Stored data entries:
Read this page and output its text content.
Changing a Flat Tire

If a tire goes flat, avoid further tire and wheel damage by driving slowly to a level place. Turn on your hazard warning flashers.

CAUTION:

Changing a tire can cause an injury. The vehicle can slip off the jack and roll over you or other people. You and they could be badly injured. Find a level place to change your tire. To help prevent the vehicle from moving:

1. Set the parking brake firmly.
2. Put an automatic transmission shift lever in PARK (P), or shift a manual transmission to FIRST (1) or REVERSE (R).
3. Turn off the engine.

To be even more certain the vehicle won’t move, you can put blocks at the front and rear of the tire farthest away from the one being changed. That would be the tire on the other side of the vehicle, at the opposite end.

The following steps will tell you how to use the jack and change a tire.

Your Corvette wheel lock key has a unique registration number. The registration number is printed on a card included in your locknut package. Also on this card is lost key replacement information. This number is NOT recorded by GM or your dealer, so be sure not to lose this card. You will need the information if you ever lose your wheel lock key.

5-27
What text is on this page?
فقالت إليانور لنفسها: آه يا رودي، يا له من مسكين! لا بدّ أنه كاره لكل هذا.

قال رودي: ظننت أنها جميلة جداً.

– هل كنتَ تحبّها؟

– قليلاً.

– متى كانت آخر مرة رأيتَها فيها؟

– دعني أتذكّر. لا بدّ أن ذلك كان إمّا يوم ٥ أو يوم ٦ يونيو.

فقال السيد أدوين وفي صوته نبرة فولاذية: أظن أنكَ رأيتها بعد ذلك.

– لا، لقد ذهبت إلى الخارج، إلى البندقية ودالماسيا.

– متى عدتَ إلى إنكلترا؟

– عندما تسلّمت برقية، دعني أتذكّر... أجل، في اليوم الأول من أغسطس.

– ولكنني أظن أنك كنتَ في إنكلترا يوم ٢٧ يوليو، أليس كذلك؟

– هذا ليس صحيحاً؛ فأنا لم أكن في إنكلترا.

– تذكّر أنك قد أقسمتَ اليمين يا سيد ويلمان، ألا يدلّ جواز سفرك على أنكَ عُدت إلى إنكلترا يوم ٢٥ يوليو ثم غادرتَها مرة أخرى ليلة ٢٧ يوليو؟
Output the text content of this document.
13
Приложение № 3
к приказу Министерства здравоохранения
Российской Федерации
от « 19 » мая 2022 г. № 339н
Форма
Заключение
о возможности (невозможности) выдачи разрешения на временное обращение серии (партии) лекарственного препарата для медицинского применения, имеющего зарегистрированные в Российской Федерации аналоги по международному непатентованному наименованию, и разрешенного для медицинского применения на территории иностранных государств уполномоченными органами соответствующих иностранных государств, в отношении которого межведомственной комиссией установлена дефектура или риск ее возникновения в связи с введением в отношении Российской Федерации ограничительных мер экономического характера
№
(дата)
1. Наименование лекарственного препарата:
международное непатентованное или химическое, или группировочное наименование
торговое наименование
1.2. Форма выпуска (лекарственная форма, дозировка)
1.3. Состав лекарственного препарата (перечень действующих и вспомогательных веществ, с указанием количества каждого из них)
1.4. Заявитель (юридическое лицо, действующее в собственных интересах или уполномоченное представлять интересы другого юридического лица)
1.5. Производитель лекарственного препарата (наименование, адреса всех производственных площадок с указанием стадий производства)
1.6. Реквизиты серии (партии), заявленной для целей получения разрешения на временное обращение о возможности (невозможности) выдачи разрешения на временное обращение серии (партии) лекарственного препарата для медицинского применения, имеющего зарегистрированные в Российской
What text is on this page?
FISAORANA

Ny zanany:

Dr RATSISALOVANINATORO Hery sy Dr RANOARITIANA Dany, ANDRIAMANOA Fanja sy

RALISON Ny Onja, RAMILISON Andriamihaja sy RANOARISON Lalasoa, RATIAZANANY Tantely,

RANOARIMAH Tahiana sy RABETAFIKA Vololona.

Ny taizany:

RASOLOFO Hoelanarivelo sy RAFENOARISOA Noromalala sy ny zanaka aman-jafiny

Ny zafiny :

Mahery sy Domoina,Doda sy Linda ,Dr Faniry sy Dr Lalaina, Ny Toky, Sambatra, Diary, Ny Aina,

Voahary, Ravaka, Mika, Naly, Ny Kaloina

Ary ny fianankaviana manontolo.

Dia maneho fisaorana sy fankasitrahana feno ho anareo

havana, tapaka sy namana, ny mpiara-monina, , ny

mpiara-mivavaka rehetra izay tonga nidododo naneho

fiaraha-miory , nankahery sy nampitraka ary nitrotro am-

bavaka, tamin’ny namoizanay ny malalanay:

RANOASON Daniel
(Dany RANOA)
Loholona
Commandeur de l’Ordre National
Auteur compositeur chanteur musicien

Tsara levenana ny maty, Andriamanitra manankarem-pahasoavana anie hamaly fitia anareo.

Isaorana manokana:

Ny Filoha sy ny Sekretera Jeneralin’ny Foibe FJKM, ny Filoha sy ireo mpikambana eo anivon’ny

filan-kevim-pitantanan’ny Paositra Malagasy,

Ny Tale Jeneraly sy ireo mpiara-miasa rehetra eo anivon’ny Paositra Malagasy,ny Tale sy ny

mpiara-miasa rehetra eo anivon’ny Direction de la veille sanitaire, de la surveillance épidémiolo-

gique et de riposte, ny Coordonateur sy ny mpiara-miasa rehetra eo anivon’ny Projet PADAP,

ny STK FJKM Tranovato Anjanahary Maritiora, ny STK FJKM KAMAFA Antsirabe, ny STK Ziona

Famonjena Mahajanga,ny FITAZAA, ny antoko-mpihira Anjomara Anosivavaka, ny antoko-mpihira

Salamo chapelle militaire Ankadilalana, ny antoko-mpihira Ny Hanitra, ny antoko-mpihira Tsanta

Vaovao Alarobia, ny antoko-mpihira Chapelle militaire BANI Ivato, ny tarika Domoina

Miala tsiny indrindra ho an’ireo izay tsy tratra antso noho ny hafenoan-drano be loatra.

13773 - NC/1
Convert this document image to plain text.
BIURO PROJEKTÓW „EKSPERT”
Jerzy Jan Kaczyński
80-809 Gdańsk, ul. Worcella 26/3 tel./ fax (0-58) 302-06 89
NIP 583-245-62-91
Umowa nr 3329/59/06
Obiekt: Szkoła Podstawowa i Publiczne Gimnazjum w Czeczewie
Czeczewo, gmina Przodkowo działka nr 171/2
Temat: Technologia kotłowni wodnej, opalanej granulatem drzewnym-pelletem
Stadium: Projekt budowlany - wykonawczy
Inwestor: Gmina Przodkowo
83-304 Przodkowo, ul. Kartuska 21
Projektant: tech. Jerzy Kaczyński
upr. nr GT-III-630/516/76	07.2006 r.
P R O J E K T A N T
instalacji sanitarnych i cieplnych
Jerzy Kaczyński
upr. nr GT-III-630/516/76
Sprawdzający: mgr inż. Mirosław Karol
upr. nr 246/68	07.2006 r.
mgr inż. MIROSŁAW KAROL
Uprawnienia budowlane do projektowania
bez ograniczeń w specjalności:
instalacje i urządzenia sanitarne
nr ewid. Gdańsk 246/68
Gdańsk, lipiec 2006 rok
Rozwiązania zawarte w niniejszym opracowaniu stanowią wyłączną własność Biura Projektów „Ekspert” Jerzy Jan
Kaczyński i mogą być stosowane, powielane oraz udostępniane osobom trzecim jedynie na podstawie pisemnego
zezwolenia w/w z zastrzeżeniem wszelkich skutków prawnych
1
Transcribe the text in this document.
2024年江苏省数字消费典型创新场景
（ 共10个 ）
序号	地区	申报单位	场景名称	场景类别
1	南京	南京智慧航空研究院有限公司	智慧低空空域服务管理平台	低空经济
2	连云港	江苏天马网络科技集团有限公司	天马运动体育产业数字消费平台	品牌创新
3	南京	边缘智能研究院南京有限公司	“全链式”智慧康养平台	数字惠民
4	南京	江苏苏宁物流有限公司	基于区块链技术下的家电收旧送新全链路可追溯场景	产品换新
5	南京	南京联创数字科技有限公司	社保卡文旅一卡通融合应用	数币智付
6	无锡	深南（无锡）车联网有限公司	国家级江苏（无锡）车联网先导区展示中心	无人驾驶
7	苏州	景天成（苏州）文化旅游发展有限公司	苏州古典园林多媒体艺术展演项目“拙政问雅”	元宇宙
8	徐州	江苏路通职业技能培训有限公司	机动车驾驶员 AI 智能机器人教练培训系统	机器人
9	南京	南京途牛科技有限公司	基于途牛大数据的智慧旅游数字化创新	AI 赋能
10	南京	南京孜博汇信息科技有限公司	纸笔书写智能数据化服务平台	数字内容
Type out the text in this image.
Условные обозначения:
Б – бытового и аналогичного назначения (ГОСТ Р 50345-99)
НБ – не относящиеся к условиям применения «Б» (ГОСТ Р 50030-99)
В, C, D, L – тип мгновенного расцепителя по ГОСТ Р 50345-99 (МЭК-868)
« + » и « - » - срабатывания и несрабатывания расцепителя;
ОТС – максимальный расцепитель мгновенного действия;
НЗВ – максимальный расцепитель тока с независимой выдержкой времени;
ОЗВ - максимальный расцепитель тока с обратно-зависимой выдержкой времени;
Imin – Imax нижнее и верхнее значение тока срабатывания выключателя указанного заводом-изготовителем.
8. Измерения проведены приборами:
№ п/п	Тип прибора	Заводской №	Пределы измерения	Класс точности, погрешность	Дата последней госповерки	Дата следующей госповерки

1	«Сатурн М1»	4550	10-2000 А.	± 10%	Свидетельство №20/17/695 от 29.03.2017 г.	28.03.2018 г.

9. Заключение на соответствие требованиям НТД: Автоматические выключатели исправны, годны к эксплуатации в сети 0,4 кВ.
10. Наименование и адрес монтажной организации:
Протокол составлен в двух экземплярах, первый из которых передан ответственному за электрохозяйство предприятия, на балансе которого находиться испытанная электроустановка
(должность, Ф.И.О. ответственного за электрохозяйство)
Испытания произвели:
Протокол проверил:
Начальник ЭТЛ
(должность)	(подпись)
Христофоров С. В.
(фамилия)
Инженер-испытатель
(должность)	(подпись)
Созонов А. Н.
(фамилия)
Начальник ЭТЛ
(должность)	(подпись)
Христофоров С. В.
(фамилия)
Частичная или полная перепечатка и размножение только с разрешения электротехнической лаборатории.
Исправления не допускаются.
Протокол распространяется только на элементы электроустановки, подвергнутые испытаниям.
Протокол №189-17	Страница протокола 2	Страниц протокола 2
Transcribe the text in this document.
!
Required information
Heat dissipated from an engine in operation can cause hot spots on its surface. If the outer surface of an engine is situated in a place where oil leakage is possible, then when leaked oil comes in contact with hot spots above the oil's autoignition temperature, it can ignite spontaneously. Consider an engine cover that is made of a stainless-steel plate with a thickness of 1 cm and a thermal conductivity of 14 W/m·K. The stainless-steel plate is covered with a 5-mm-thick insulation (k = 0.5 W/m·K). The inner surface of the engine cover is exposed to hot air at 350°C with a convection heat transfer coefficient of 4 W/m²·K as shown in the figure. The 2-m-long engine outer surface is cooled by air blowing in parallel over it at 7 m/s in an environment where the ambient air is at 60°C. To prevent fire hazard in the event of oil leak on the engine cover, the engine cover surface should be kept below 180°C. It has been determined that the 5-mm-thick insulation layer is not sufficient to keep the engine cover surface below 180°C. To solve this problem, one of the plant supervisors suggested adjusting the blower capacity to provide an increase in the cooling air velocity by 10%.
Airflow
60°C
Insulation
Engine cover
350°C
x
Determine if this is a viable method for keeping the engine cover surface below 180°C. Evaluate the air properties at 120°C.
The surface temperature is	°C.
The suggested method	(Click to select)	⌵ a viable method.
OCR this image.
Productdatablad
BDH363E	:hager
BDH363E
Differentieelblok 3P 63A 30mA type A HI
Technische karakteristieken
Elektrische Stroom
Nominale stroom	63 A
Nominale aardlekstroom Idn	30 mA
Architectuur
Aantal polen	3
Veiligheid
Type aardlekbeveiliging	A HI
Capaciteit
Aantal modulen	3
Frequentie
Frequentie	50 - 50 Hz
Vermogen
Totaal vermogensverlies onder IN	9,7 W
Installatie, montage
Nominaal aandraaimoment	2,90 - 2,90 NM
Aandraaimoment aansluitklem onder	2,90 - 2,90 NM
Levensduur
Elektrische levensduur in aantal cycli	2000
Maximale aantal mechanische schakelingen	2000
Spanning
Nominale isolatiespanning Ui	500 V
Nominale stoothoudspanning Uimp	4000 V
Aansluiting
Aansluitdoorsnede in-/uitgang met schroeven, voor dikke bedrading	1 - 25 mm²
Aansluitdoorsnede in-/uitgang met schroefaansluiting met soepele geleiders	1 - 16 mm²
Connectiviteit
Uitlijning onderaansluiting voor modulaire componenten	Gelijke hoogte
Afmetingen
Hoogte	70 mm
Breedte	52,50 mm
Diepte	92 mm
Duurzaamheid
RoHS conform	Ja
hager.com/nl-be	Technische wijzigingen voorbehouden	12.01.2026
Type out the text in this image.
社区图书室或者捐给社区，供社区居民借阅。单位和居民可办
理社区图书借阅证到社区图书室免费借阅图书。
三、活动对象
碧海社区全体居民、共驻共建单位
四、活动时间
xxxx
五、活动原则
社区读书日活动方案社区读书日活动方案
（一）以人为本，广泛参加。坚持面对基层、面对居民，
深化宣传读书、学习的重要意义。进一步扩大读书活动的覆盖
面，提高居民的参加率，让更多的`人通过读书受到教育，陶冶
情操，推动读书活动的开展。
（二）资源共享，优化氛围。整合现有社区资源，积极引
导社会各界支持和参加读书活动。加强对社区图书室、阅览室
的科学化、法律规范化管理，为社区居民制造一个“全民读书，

◆ Exercise brief
Using the listing above, work out how many of its lines include "указанием", and give only the result.

◆ Output of the exercise
2